[start]

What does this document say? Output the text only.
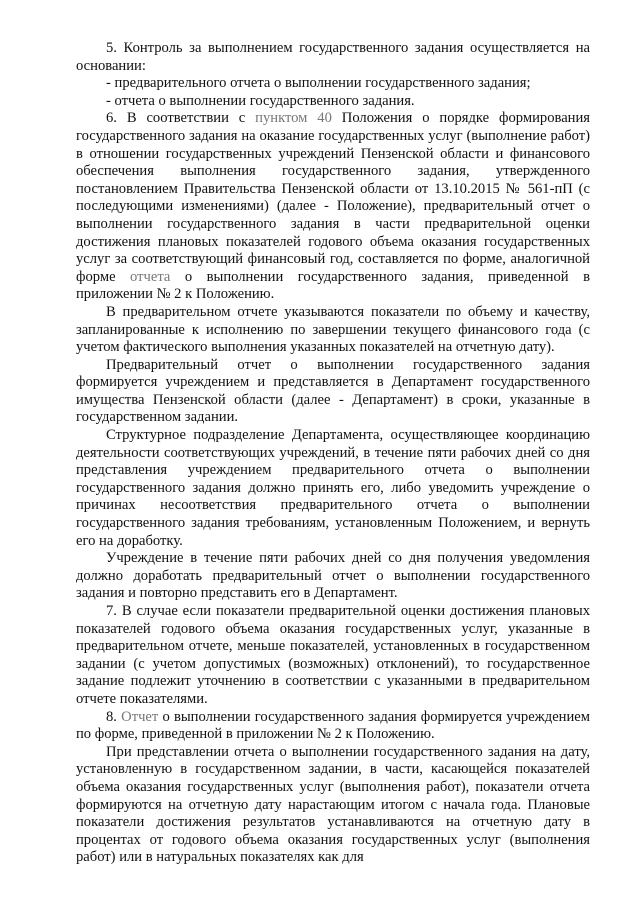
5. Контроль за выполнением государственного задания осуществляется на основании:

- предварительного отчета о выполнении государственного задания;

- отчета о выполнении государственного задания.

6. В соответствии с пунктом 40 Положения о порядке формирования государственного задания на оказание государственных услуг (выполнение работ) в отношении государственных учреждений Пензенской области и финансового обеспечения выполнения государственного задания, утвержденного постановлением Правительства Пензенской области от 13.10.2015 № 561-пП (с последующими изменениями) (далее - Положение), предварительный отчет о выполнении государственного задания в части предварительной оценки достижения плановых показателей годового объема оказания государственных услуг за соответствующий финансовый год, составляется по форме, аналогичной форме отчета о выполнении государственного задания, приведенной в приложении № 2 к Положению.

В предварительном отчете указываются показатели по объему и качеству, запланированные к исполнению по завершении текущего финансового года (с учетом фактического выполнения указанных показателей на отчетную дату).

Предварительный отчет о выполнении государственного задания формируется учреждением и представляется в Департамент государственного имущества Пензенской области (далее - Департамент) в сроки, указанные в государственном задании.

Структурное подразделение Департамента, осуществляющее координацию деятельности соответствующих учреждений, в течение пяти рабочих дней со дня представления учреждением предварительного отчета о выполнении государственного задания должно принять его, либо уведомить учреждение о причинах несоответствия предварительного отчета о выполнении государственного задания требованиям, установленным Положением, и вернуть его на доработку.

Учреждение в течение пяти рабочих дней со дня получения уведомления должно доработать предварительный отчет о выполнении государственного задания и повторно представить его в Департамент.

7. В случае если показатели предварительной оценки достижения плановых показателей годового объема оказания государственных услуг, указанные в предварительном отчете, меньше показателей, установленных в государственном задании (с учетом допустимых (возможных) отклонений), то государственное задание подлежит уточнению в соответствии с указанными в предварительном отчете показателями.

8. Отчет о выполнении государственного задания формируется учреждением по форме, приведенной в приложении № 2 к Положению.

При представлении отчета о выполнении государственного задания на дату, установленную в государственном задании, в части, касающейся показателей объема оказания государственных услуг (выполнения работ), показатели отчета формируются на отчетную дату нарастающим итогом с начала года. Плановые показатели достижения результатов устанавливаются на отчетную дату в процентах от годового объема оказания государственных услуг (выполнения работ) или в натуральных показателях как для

[end]
[start]

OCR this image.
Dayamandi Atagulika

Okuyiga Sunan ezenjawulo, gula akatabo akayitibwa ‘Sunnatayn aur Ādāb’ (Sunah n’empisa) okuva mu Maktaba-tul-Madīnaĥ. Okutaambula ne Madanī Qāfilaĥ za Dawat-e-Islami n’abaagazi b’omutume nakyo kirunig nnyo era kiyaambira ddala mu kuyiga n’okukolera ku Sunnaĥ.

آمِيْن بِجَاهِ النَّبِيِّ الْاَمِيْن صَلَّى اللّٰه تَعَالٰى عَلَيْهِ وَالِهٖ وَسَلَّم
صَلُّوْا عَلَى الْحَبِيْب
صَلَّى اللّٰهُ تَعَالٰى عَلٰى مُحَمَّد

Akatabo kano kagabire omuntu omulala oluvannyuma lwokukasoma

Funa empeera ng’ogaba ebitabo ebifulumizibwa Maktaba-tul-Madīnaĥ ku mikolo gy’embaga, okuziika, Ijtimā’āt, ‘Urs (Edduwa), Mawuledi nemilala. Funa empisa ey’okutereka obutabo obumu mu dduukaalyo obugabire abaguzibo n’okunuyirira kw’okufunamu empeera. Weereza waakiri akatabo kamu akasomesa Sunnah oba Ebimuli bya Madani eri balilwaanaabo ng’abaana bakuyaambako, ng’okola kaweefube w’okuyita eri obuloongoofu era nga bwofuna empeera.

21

[end]
[start]

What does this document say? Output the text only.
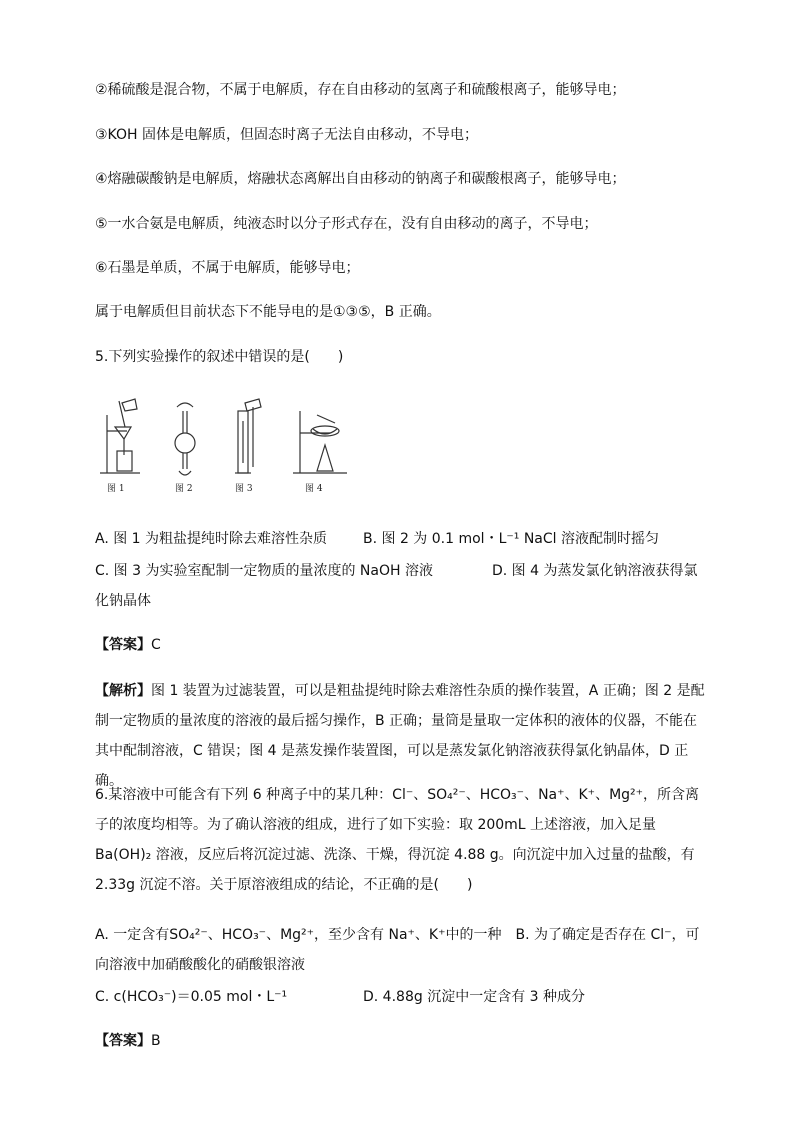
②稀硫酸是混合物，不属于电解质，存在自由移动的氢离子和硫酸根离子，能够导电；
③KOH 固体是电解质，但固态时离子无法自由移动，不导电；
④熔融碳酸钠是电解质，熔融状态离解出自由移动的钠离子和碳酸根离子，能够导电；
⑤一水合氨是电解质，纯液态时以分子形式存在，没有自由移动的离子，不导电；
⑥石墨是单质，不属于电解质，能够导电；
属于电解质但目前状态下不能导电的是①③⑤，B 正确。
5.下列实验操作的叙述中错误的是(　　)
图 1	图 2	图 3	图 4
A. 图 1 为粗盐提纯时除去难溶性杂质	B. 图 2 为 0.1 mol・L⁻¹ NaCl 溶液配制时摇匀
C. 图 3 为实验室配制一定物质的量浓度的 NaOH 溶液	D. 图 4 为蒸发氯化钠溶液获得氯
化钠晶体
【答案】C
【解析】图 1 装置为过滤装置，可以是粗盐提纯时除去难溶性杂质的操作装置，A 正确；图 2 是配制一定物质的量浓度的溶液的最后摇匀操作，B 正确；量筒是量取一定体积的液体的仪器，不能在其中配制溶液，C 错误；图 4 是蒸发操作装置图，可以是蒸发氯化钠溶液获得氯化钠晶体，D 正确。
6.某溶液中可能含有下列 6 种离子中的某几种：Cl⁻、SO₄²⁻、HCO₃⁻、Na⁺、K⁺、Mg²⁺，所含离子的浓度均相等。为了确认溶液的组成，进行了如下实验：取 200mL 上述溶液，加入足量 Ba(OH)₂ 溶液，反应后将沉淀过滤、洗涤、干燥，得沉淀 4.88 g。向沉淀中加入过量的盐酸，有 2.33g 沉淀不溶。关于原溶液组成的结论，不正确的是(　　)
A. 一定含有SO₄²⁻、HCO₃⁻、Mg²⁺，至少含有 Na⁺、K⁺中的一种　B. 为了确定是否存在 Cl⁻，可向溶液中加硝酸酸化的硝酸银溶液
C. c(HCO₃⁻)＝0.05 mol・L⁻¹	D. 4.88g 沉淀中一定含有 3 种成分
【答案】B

[end]

## Work instructions
Which lines hold the string "HCO₃"? List them all.

## The reply
6.某溶液中可能含有下列 6 种离子中的某几种：Cl⁻、SO₄²⁻、HCO₃⁻、Na⁺、K⁺、Mg²⁺，所含离子的浓度均相等。为了确认溶液的组成，进行了如下实验：取 200mL 上述溶液，加入足量 Ba(OH)₂ 溶液，反应后将沉淀过滤、洗涤、干燥，得沉淀 4.88 g。向沉淀中加入过量的盐酸，有 2.33g 沉淀不溶。关于原溶液组成的结论，不正确的是(　　)
A. 一定含有SO₄²⁻、HCO₃⁻、Mg²⁺，至少含有 Na⁺、K⁺中的一种　B. 为了确定是否存在 Cl⁻，可向溶液中加硝酸酸化的硝酸银溶液
C. c(HCO₃⁻)＝0.05 mol・L⁻¹	D. 4.88g 沉淀中一定含有 3 种成分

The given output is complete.